→ Available records
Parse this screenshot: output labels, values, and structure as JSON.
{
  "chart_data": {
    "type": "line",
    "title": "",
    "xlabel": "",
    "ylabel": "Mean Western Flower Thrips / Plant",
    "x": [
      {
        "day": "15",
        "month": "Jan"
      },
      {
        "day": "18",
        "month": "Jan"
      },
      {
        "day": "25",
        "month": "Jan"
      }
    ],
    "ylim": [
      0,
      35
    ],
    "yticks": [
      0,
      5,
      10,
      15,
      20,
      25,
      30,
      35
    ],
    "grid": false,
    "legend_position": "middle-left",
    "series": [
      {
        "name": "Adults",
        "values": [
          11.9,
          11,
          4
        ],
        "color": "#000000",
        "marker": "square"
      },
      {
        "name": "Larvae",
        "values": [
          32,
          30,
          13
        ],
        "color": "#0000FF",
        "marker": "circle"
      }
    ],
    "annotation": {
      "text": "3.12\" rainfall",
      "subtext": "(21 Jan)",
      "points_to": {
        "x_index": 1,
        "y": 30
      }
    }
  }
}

→ What needs to be done
Give the data again, exactly as it stands.

→ Response for this exercise
Parse this screenshot: output labels, values, and structure as JSON.
{
  "chart_data": {
    "type": "line",
    "title": "",
    "xlabel": "",
    "ylabel": "Mean Western Flower Thrips / Plant",
    "x": [
      {
        "day": "15",
        "month": "Jan"
      },
      {
        "day": "18",
        "month": "Jan"
      },
      {
        "day": "25",
        "month": "Jan"
      }
    ],
    "ylim": [
      0,
      35
    ],
    "yticks": [
      0,
      5,
      10,
      15,
      20,
      25,
      30,
      35
    ],
    "grid": false,
    "legend_position": "middle-left",
    "series": [
      {
        "name": "Adults",
        "values": [
          11.9,
          11,
          4
        ],
        "color": "#000000",
        "marker": "square"
      },
      {
        "name": "Larvae",
        "values": [
          32,
          30,
          13
        ],
        "color": "#0000FF",
        "marker": "circle"
      }
    ],
    "annotation": {
      "text": "3.12\" rainfall",
      "subtext": "(21 Jan)",
      "points_to": {
        "x_index": 1,
        "y": 30
      }
    }
  }
}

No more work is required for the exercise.